(Dataset items)
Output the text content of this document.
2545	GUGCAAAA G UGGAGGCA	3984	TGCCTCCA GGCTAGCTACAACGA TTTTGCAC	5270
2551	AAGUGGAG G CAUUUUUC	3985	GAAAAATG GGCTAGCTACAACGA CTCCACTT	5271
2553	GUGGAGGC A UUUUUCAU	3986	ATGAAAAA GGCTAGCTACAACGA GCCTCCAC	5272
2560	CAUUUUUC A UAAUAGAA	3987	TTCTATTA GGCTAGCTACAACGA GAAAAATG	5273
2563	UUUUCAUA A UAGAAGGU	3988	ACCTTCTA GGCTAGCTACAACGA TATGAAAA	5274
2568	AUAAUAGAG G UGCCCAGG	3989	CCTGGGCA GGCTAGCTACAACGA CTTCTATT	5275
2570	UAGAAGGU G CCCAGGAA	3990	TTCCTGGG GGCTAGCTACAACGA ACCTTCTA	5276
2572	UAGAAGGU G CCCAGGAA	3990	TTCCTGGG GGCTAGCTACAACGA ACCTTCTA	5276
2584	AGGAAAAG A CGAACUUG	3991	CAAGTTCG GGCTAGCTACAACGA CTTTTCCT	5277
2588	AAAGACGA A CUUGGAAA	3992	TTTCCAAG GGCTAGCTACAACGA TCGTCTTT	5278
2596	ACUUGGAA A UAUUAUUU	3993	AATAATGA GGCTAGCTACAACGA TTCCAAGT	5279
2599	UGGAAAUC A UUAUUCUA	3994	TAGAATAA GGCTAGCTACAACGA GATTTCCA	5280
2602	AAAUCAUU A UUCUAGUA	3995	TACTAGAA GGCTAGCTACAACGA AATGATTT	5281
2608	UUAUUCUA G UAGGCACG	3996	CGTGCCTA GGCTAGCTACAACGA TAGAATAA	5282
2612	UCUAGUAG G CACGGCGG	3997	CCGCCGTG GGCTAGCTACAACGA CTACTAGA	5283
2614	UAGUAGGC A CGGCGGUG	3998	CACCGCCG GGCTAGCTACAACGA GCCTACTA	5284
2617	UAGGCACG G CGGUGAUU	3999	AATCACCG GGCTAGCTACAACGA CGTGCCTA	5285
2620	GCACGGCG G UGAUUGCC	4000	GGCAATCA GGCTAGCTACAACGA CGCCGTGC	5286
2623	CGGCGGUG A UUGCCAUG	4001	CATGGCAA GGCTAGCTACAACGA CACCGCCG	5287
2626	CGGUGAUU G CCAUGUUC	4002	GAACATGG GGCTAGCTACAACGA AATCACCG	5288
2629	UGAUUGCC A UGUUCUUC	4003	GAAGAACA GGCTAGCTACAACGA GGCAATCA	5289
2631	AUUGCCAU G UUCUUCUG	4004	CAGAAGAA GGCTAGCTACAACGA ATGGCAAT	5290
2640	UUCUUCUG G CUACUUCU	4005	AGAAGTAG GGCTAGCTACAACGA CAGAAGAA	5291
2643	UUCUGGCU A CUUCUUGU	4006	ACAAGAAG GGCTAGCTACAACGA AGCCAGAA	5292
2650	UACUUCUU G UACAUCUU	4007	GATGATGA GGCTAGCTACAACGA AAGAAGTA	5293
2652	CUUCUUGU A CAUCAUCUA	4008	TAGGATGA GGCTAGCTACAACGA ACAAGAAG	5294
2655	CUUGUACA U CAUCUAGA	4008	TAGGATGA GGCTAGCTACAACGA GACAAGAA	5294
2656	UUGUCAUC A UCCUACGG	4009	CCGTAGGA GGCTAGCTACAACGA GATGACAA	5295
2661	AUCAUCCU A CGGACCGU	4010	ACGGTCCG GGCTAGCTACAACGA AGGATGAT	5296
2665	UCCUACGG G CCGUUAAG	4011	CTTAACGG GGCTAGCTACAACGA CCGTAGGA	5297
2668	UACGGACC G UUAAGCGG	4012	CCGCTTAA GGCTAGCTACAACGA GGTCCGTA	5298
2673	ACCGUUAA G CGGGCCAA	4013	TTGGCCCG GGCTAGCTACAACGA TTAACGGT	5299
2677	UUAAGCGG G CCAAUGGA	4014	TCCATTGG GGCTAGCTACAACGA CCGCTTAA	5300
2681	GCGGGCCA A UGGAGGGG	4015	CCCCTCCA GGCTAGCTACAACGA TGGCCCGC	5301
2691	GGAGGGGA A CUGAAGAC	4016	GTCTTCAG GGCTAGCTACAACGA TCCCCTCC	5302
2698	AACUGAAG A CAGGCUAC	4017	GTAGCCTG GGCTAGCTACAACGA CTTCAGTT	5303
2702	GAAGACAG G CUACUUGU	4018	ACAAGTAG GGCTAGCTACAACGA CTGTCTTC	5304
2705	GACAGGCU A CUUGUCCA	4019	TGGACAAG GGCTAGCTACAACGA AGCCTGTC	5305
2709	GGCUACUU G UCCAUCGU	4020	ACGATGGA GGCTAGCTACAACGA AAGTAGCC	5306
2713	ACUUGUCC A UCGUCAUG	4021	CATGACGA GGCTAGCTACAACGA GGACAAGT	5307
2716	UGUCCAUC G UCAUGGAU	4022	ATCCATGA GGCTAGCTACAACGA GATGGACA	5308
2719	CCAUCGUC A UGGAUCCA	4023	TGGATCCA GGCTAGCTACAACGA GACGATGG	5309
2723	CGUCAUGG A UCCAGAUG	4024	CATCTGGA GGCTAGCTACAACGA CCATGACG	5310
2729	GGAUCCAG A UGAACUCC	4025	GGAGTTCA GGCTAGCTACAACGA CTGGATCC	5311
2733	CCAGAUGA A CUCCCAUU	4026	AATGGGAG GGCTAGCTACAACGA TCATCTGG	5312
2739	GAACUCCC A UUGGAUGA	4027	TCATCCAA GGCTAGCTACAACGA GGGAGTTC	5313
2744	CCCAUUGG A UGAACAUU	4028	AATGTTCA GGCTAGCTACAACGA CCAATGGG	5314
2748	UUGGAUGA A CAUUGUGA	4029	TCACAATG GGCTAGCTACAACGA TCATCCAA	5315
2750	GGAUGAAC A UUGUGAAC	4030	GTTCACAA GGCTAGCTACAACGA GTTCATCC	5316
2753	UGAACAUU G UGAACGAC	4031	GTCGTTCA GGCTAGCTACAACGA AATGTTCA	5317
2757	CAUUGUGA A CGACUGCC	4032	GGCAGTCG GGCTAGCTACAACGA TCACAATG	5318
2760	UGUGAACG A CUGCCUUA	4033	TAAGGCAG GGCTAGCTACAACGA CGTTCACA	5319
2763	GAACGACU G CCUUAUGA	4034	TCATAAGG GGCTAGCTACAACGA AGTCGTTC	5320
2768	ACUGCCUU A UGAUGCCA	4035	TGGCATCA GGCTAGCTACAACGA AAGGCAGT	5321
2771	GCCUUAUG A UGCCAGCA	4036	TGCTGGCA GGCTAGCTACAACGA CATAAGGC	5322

■ GOAL ■
Copy out each line that contains the word "CACCGCCG".

■ OUTPUT FOR THIS TASK ■
2614	UAGUAGGC A CGGCGGUG	3998	CACCGCCG GGCTAGCTACAACGA GCCTACTA	5284
2623	CGGCGGUG A UUGCCAUG	4001	CATGGCAA GGCTAGCTACAACGA CACCGCCG	5287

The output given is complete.